Copy out the entries below precisely; nothing is to be omitted.

<<<<

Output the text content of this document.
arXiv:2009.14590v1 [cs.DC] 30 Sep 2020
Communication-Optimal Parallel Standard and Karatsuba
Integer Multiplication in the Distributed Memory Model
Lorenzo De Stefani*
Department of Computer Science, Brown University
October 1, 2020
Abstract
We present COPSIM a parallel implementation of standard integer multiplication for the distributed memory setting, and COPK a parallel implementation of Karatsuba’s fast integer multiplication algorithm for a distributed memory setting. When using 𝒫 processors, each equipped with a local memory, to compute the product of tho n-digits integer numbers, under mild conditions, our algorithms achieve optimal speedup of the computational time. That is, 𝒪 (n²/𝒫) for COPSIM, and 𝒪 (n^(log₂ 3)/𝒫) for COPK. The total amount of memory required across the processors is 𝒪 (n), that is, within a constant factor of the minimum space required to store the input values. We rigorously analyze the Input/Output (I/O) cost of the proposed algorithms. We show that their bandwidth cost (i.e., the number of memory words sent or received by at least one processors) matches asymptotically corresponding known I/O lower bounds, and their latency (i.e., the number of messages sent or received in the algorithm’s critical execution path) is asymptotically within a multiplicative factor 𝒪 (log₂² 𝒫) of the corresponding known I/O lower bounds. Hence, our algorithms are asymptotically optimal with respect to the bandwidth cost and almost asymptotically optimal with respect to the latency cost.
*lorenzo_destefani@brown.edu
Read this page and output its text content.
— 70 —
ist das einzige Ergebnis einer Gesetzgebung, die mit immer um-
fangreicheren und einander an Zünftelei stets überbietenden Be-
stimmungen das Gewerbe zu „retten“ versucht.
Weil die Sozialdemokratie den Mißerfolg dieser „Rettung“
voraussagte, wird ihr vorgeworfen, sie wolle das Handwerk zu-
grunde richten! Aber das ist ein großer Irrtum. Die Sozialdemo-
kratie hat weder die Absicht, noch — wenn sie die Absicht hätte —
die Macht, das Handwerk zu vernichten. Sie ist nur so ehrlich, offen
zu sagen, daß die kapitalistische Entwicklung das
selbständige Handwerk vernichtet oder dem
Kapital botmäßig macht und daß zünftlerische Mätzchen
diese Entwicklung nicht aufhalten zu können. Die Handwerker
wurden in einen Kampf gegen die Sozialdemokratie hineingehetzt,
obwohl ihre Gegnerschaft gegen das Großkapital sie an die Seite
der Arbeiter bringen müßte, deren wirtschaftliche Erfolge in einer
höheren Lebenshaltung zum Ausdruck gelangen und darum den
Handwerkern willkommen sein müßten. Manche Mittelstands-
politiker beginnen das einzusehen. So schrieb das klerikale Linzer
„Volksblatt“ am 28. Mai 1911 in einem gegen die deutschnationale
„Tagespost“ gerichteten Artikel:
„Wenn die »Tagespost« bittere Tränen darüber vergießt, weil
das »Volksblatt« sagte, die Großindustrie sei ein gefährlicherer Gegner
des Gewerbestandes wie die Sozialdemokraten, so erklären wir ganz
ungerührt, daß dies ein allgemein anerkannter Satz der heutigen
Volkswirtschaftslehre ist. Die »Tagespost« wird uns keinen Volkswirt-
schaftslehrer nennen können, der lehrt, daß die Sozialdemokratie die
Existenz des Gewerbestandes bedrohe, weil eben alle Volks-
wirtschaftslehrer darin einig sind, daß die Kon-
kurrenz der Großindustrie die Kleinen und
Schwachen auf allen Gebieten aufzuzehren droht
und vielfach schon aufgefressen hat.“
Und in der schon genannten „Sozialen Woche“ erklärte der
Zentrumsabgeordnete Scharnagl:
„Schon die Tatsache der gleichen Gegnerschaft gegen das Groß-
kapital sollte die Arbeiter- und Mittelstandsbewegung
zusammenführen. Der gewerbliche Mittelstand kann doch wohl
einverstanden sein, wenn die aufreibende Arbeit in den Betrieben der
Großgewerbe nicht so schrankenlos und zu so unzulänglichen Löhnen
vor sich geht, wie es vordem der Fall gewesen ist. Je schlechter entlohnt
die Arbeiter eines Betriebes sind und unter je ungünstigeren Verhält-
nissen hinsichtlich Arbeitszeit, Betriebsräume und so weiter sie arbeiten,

>>>>

◆ **Output for this task**
Output the text content of this document.
arXiv:2009.14590v1 [cs.DC] 30 Sep 2020
Communication-Optimal Parallel Standard and Karatsuba
Integer Multiplication in the Distributed Memory Model
Lorenzo De Stefani*
Department of Computer Science, Brown University
October 1, 2020
Abstract
We present COPSIM a parallel implementation of standard integer multiplication for the distributed memory setting, and COPK a parallel implementation of Karatsuba’s fast integer multiplication algorithm for a distributed memory setting. When using 𝒫 processors, each equipped with a local memory, to compute the product of tho n-digits integer numbers, under mild conditions, our algorithms achieve optimal speedup of the computational time. That is, 𝒪 (n²/𝒫) for COPSIM, and 𝒪 (n^(log₂ 3)/𝒫) for COPK. The total amount of memory required across the processors is 𝒪 (n), that is, within a constant factor of the minimum space required to store the input values. We rigorously analyze the Input/Output (I/O) cost of the proposed algorithms. We show that their bandwidth cost (i.e., the number of memory words sent or received by at least one processors) matches asymptotically corresponding known I/O lower bounds, and their latency (i.e., the number of messages sent or received in the algorithm’s critical execution path) is asymptotically within a multiplicative factor 𝒪 (log₂² 𝒫) of the corresponding known I/O lower bounds. Hence, our algorithms are asymptotically optimal with respect to the bandwidth cost and almost asymptotically optimal with respect to the latency cost.
*lorenzo_destefani@brown.edu
Read this page and output its text content.
— 70 —
ist das einzige Ergebnis einer Gesetzgebung, die mit immer um-
fangreicheren und einander an Zünftelei stets überbietenden Be-
stimmungen das Gewerbe zu „retten“ versucht.
Weil die Sozialdemokratie den Mißerfolg dieser „Rettung“
voraussagte, wird ihr vorgeworfen, sie wolle das Handwerk zu-
grunde richten! Aber das ist ein großer Irrtum. Die Sozialdemo-
kratie hat weder die Absicht, noch — wenn sie die Absicht hätte —
die Macht, das Handwerk zu vernichten. Sie ist nur so ehrlich, offen
zu sagen, daß die kapitalistische Entwicklung das
selbständige Handwerk vernichtet oder dem
Kapital botmäßig macht und daß zünftlerische Mätzchen
diese Entwicklung nicht aufhalten zu können. Die Handwerker
wurden in einen Kampf gegen die Sozialdemokratie hineingehetzt,
obwohl ihre Gegnerschaft gegen das Großkapital sie an die Seite
der Arbeiter bringen müßte, deren wirtschaftliche Erfolge in einer
höheren Lebenshaltung zum Ausdruck gelangen und darum den
Handwerkern willkommen sein müßten. Manche Mittelstands-
politiker beginnen das einzusehen. So schrieb das klerikale Linzer
„Volksblatt“ am 28. Mai 1911 in einem gegen die deutschnationale
„Tagespost“ gerichteten Artikel:
„Wenn die »Tagespost« bittere Tränen darüber vergießt, weil
das »Volksblatt« sagte, die Großindustrie sei ein gefährlicherer Gegner
des Gewerbestandes wie die Sozialdemokraten, so erklären wir ganz
ungerührt, daß dies ein allgemein anerkannter Satz der heutigen
Volkswirtschaftslehre ist. Die »Tagespost« wird uns keinen Volkswirt-
schaftslehrer nennen können, der lehrt, daß die Sozialdemokratie die
Existenz des Gewerbestandes bedrohe, weil eben alle Volks-
wirtschaftslehrer darin einig sind, daß die Kon-
kurrenz der Großindustrie die Kleinen und
Schwachen auf allen Gebieten aufzuzehren droht
und vielfach schon aufgefressen hat.“
Und in der schon genannten „Sozialen Woche“ erklärte der
Zentrumsabgeordnete Scharnagl:
„Schon die Tatsache der gleichen Gegnerschaft gegen das Groß-
kapital sollte die Arbeiter- und Mittelstandsbewegung
zusammenführen. Der gewerbliche Mittelstand kann doch wohl
einverstanden sein, wenn die aufreibende Arbeit in den Betrieben der
Großgewerbe nicht so schrankenlos und zu so unzulänglichen Löhnen
vor sich geht, wie es vordem der Fall gewesen ist. Je schlechter entlohnt
die Arbeiter eines Betriebes sind und unter je ungünstigeren Verhält-
nissen hinsichtlich Arbeitszeit, Betriebsräume und so weiter sie arbeiten,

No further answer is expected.